• _TASK PROMPT_
Recast the data lines as a Markdown table with the columns "Row" and "Line," starting with the line containing "764, 595, 782)" and going through the line containing "answer-label: 答:① (117, 856, 152, 874)", and skip any blank lines.

........

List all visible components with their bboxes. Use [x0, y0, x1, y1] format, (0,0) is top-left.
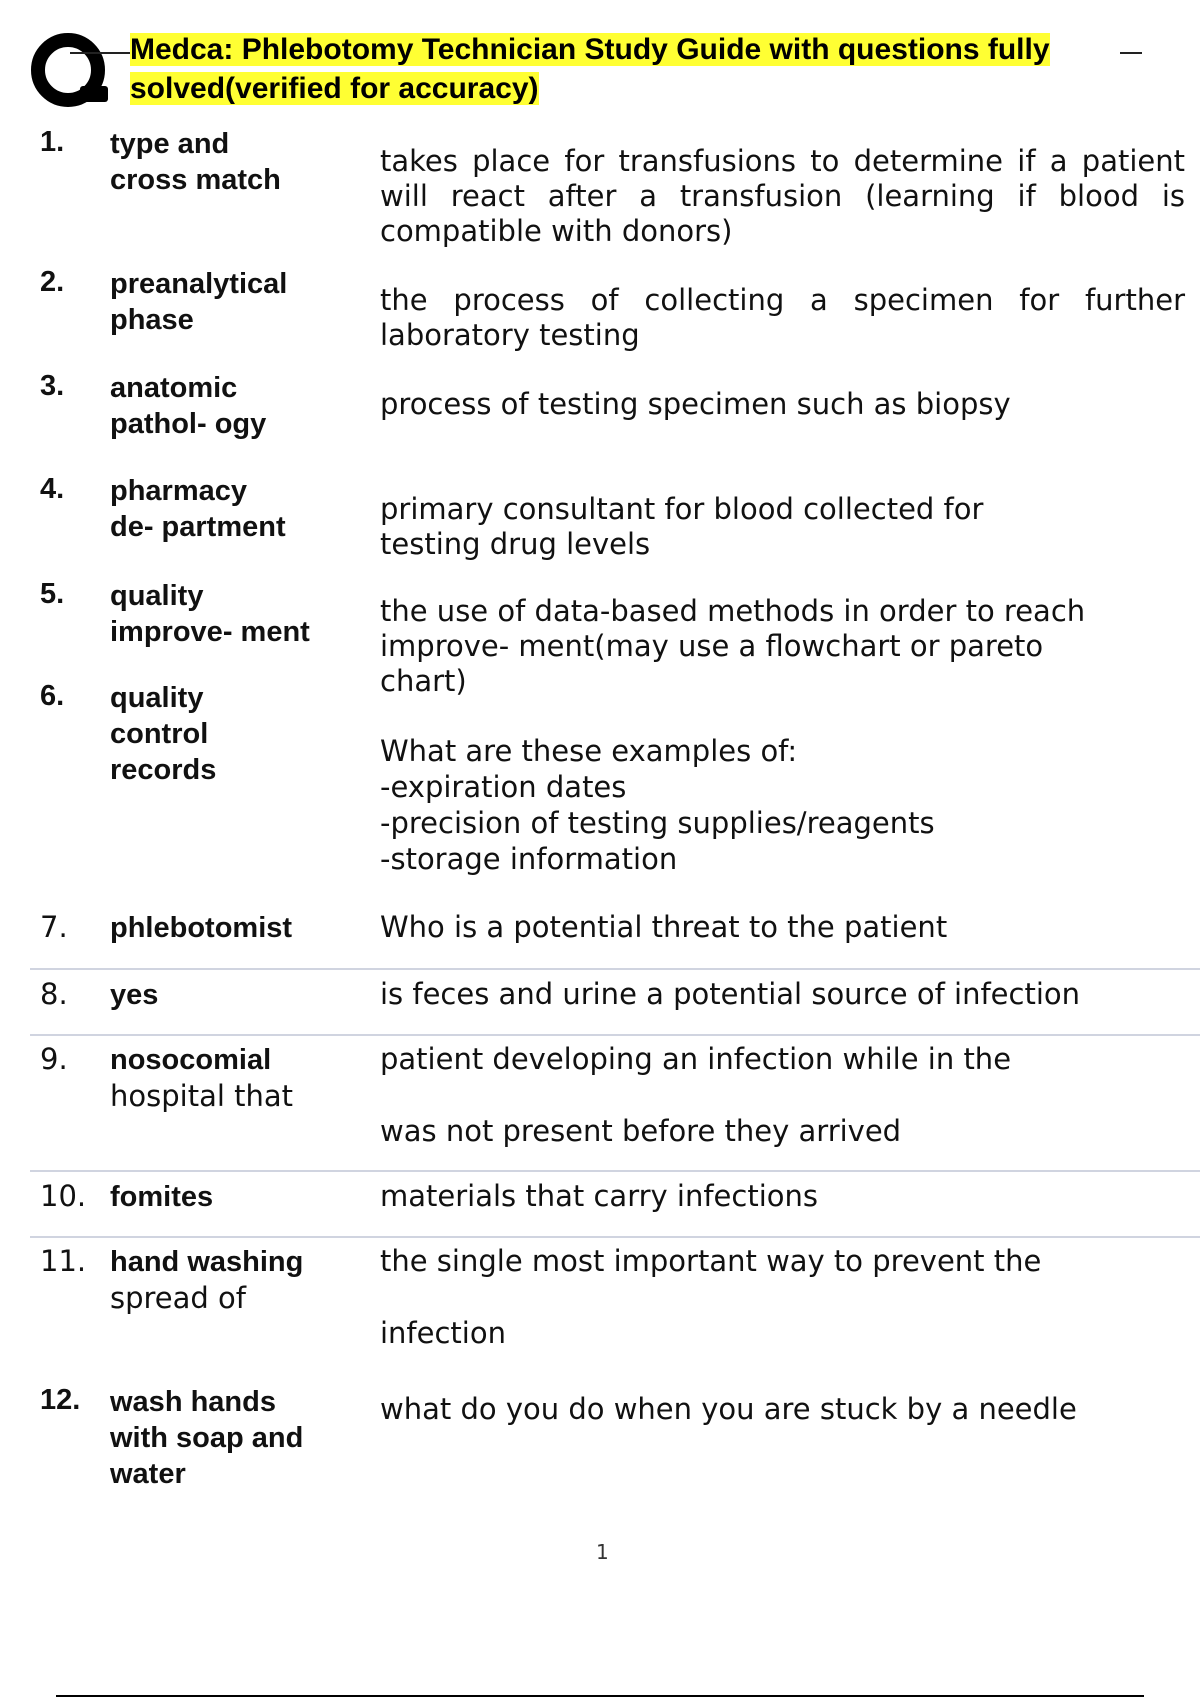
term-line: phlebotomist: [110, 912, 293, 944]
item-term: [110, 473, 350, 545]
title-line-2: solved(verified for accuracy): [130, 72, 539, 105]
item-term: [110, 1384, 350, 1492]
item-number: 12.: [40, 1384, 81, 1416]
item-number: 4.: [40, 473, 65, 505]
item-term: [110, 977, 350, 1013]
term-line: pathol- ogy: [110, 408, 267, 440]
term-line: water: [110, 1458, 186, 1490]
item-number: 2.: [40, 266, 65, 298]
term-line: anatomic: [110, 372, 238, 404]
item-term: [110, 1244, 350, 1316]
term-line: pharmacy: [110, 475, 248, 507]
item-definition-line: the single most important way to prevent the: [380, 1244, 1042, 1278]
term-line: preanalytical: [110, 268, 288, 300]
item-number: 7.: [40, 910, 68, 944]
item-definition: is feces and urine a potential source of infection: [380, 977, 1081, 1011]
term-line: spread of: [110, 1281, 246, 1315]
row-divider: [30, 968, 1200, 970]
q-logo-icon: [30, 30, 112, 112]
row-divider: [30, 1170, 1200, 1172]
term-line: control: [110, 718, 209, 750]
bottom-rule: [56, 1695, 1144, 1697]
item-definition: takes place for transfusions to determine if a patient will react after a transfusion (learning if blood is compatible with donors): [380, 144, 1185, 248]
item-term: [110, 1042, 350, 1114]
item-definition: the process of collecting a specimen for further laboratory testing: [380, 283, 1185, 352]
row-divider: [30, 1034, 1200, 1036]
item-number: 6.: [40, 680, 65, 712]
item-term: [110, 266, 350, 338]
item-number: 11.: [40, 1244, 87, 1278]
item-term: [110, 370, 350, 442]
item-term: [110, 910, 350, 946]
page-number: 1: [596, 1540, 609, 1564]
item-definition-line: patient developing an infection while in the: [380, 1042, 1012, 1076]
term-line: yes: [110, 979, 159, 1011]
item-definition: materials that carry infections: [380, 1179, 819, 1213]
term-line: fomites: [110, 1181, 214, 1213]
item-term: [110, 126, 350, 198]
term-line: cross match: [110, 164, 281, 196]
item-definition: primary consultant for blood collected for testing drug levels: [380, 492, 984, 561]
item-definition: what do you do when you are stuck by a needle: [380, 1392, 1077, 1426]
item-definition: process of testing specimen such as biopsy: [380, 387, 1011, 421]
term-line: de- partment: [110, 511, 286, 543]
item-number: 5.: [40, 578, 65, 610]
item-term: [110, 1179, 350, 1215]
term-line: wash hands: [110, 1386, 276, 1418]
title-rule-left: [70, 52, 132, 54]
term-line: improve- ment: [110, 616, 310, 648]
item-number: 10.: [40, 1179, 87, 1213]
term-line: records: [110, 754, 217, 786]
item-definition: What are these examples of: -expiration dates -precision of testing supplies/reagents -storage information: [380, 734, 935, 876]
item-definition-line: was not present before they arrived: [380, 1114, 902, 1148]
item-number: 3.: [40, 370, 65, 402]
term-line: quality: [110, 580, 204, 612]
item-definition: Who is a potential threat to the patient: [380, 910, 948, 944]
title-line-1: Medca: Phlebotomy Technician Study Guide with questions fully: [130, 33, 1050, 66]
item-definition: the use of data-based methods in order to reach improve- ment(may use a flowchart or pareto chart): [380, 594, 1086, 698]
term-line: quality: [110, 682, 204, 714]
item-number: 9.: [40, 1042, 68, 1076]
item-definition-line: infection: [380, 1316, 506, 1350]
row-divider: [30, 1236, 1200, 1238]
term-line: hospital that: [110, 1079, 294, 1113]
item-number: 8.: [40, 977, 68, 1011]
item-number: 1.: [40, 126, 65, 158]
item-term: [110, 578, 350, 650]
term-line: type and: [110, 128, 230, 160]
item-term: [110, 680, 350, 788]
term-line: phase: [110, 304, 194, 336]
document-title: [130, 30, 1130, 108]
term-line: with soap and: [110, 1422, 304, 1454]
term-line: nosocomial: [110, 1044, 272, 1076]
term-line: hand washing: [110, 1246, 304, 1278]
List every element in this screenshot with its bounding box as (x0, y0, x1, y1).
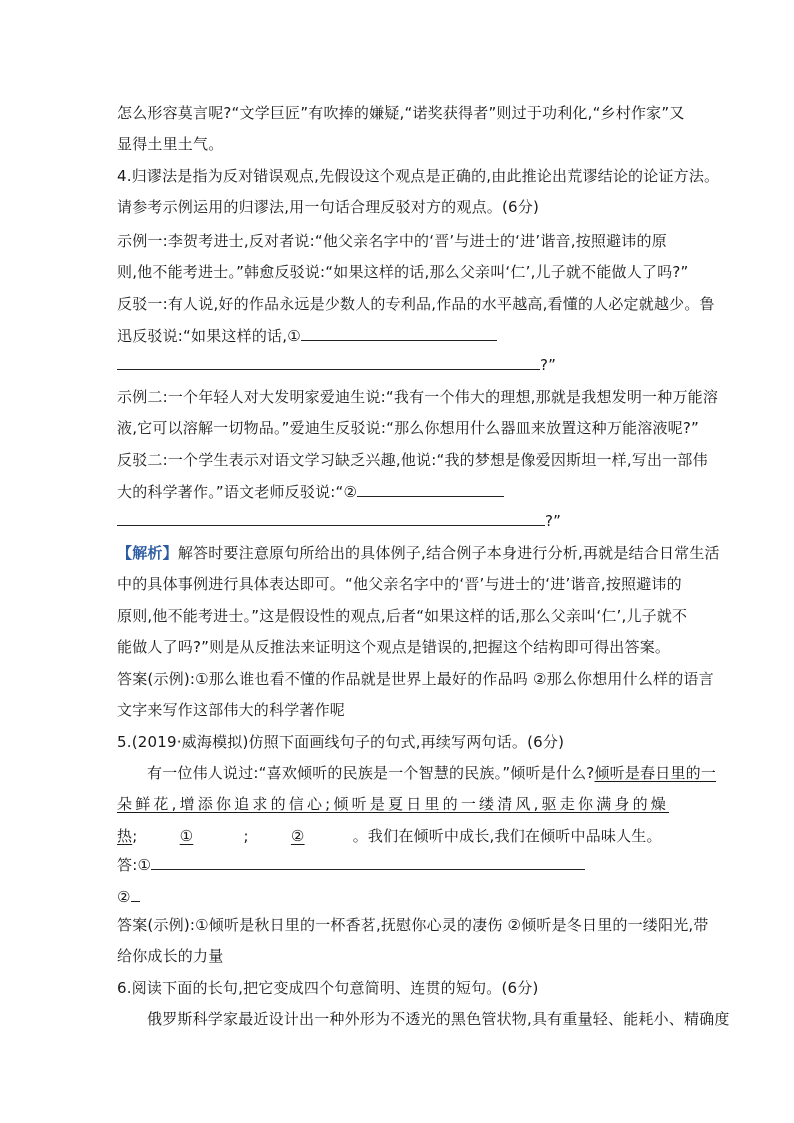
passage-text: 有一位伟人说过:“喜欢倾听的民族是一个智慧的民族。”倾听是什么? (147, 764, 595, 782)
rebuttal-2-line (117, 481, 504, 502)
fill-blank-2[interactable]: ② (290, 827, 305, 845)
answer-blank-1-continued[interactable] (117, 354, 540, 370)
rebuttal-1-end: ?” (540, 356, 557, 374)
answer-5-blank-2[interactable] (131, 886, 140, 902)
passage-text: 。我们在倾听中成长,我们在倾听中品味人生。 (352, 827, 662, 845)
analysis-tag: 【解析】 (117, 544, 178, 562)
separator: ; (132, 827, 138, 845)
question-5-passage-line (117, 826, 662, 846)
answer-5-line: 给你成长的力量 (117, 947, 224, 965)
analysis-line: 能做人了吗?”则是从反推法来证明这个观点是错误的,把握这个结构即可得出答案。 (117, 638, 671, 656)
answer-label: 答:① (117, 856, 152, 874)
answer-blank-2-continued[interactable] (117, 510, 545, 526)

........

• _WRITTEN ANSWER_
| Row | Line |
|---|---|
| 1 | passage-text: 有一位伟人说过:“喜欢倾听的民族是一个智慧的民族。”倾听是什么? (147, 764, 595, 782) |
| 2 | rebuttal-2-line (117, 481, 504, 502) |
| 3 | fill-blank-2[interactable]: ② (290, 827, 305, 845) |
| 4 | answer-blank-1-continued[interactable] (117, 354, 540, 370) |
| 5 | rebuttal-1-end: ?” (540, 356, 557, 374) |
| 6 | answer-5-blank-2[interactable] (131, 886, 140, 902) |
| 7 | passage-text: 。我们在倾听中成长,我们在倾听中品味人生。 (352, 827, 662, 845) |
| 8 | analysis-tag: 【解析】 (117, 544, 178, 562) |
| 9 | separator: ; (132, 827, 138, 845) |
| 10 | question-5-passage-line (117, 826, 662, 846) |
| 11 | answer-5-line: 给你成长的力量 (117, 947, 224, 965) |
| 12 | analysis-line: 能做人了吗?”则是从反推法来证明这个观点是错误的,把握这个结构即可得出答案。 (117, 638, 671, 656) |
| 13 | answer-label: 答:① (117, 856, 152, 874) |